Excerpts from a transcription dataset:
□ □ □ □ □ □ □

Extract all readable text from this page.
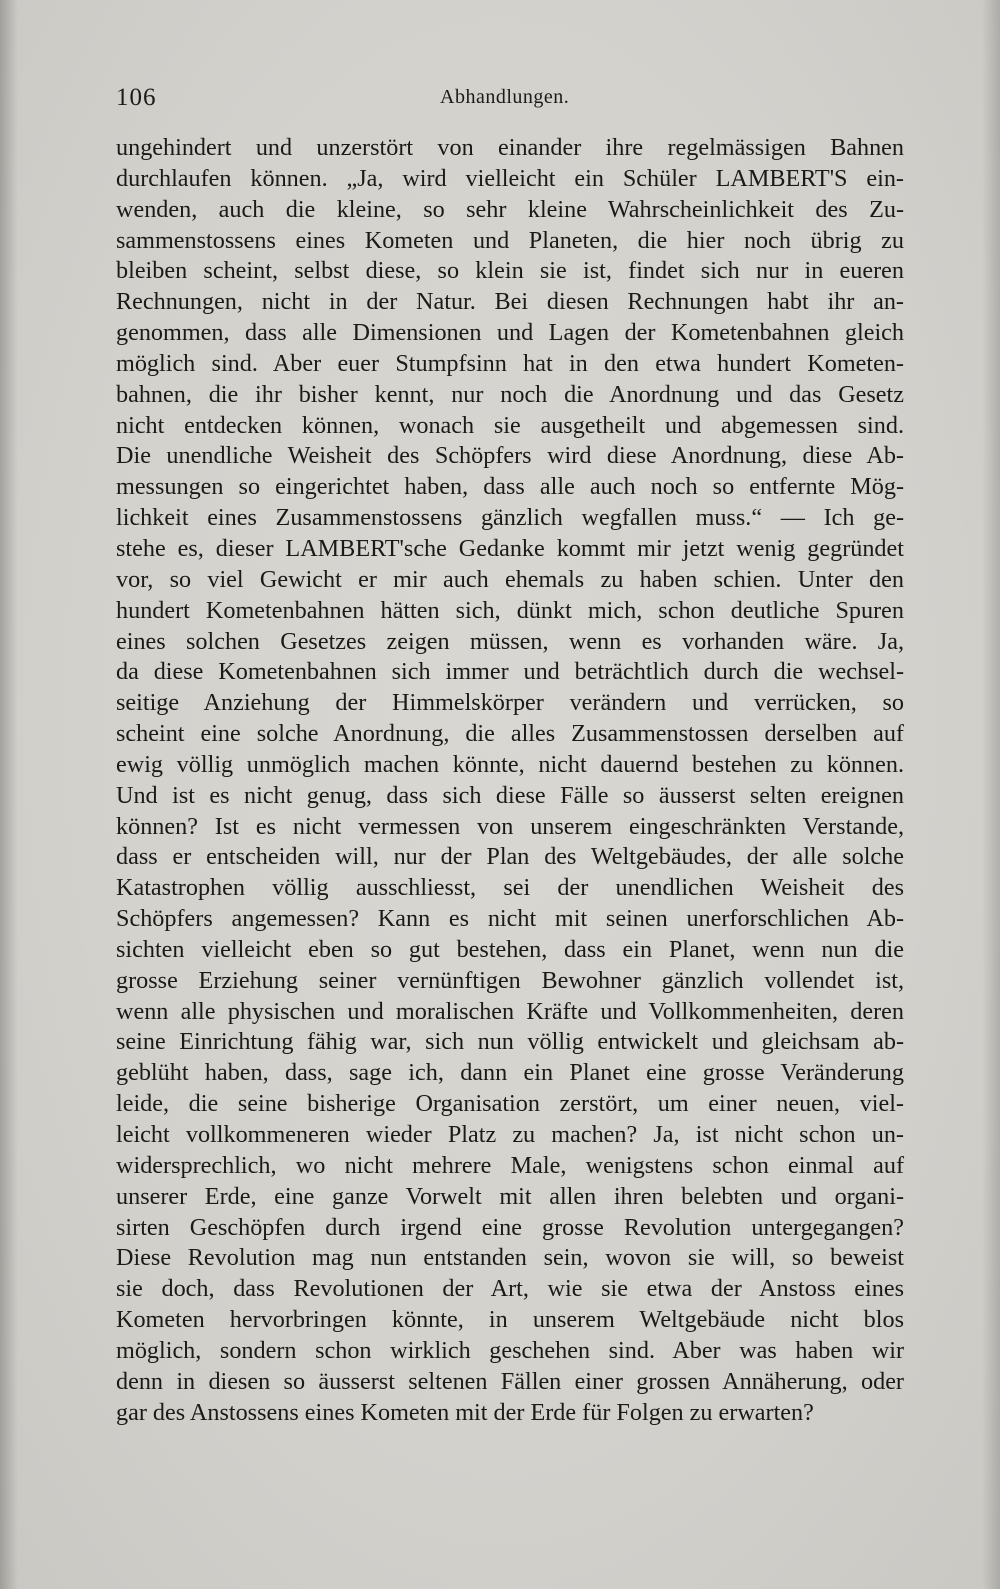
106	Abhandlungen.
ungehindert und unzerstört von einander ihre regelmässigen Bahnen
durchlaufen können. „Ja, wird vielleicht ein Schüler LAMBERT'S ein-
wenden, auch die kleine, so sehr kleine Wahrscheinlichkeit des Zu-
sammenstossens eines Kometen und Planeten, die hier noch übrig zu
bleiben scheint, selbst diese, so klein sie ist, findet sich nur in eueren
Rechnungen, nicht in der Natur. Bei diesen Rechnungen habt ihr an-
genommen, dass alle Dimensionen und Lagen der Kometenbahnen gleich
möglich sind. Aber euer Stumpfsinn hat in den etwa hundert Kometen-
bahnen, die ihr bisher kennt, nur noch die Anordnung und das Gesetz
nicht entdecken können, wonach sie ausgetheilt und abgemessen sind.
Die unendliche Weisheit des Schöpfers wird diese Anordnung, diese Ab-
messungen so eingerichtet haben, dass alle auch noch so entfernte Mög-
lichkeit eines Zusammenstossens gänzlich wegfallen muss.“ — Ich ge-
stehe es, dieser LAMBERT'sche Gedanke kommt mir jetzt wenig gegründet
vor, so viel Gewicht er mir auch ehemals zu haben schien. Unter den
hundert Kometenbahnen hätten sich, dünkt mich, schon deutliche Spuren
eines solchen Gesetzes zeigen müssen, wenn es vorhanden wäre. Ja,
da diese Kometenbahnen sich immer und beträchtlich durch die wechsel-
seitige Anziehung der Himmelskörper verändern und verrücken, so
scheint eine solche Anordnung, die alles Zusammenstossen derselben auf
ewig völlig unmöglich machen könnte, nicht dauernd bestehen zu können.
Und ist es nicht genug, dass sich diese Fälle so äusserst selten ereignen
können? Ist es nicht vermessen von unserem eingeschränkten Verstande,
dass er entscheiden will, nur der Plan des Weltgebäudes, der alle solche
Katastrophen völlig ausschliesst, sei der unendlichen Weisheit des
Schöpfers angemessen? Kann es nicht mit seinen unerforschlichen Ab-
sichten vielleicht eben so gut bestehen, dass ein Planet, wenn nun die
grosse Erziehung seiner vernünftigen Bewohner gänzlich vollendet ist,
wenn alle physischen und moralischen Kräfte und Vollkommenheiten, deren
seine Einrichtung fähig war, sich nun völlig entwickelt und gleichsam ab-
geblüht haben, dass, sage ich, dann ein Planet eine grosse Veränderung
leide, die seine bisherige Organisation zerstört, um einer neuen, viel-
leicht vollkommeneren wieder Platz zu machen? Ja, ist nicht schon un-
widersprechlich, wo nicht mehrere Male, wenigstens schon einmal auf
unserer Erde, eine ganze Vorwelt mit allen ihren belebten und organi-
sirten Geschöpfen durch irgend eine grosse Revolution untergegangen?
Diese Revolution mag nun entstanden sein, wovon sie will, so beweist
sie doch, dass Revolutionen der Art, wie sie etwa der Anstoss eines
Kometen hervorbringen könnte, in unserem Weltgebäude nicht blos
möglich, sondern schon wirklich geschehen sind. Aber was haben wir
denn in diesen so äusserst seltenen Fällen einer grossen Annäherung, oder
gar des Anstossens eines Kometen mit der Erde für Folgen zu erwarten?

□ □ □ □ □ □ □

• **EXERCISE DIRECTIONS**:
Could the entries above be printed again exactly, apart from the pictures?

• **ANSWER TO THE EXERCISE**:
Extract all readable text from this page.
106	Abhandlungen.
ungehindert und unzerstört von einander ihre regelmässigen Bahnen
durchlaufen können. „Ja, wird vielleicht ein Schüler LAMBERT'S ein-
wenden, auch die kleine, so sehr kleine Wahrscheinlichkeit des Zu-
sammenstossens eines Kometen und Planeten, die hier noch übrig zu
bleiben scheint, selbst diese, so klein sie ist, findet sich nur in eueren
Rechnungen, nicht in der Natur. Bei diesen Rechnungen habt ihr an-
genommen, dass alle Dimensionen und Lagen der Kometenbahnen gleich
möglich sind. Aber euer Stumpfsinn hat in den etwa hundert Kometen-
bahnen, die ihr bisher kennt, nur noch die Anordnung und das Gesetz
nicht entdecken können, wonach sie ausgetheilt und abgemessen sind.
Die unendliche Weisheit des Schöpfers wird diese Anordnung, diese Ab-
messungen so eingerichtet haben, dass alle auch noch so entfernte Mög-
lichkeit eines Zusammenstossens gänzlich wegfallen muss.“ — Ich ge-
stehe es, dieser LAMBERT'sche Gedanke kommt mir jetzt wenig gegründet
vor, so viel Gewicht er mir auch ehemals zu haben schien. Unter den
hundert Kometenbahnen hätten sich, dünkt mich, schon deutliche Spuren
eines solchen Gesetzes zeigen müssen, wenn es vorhanden wäre. Ja,
da diese Kometenbahnen sich immer und beträchtlich durch die wechsel-
seitige Anziehung der Himmelskörper verändern und verrücken, so
scheint eine solche Anordnung, die alles Zusammenstossen derselben auf
ewig völlig unmöglich machen könnte, nicht dauernd bestehen zu können.
Und ist es nicht genug, dass sich diese Fälle so äusserst selten ereignen
können? Ist es nicht vermessen von unserem eingeschränkten Verstande,
dass er entscheiden will, nur der Plan des Weltgebäudes, der alle solche
Katastrophen völlig ausschliesst, sei der unendlichen Weisheit des
Schöpfers angemessen? Kann es nicht mit seinen unerforschlichen Ab-
sichten vielleicht eben so gut bestehen, dass ein Planet, wenn nun die
grosse Erziehung seiner vernünftigen Bewohner gänzlich vollendet ist,
wenn alle physischen und moralischen Kräfte und Vollkommenheiten, deren
seine Einrichtung fähig war, sich nun völlig entwickelt und gleichsam ab-
geblüht haben, dass, sage ich, dann ein Planet eine grosse Veränderung
leide, die seine bisherige Organisation zerstört, um einer neuen, viel-
leicht vollkommeneren wieder Platz zu machen? Ja, ist nicht schon un-
widersprechlich, wo nicht mehrere Male, wenigstens schon einmal auf
unserer Erde, eine ganze Vorwelt mit allen ihren belebten und organi-
sirten Geschöpfen durch irgend eine grosse Revolution untergegangen?
Diese Revolution mag nun entstanden sein, wovon sie will, so beweist
sie doch, dass Revolutionen der Art, wie sie etwa der Anstoss eines
Kometen hervorbringen könnte, in unserem Weltgebäude nicht blos
möglich, sondern schon wirklich geschehen sind. Aber was haben wir
denn in diesen so äusserst seltenen Fällen einer grossen Annäherung, oder
gar des Anstossens eines Kometen mit der Erde für Folgen zu erwarten?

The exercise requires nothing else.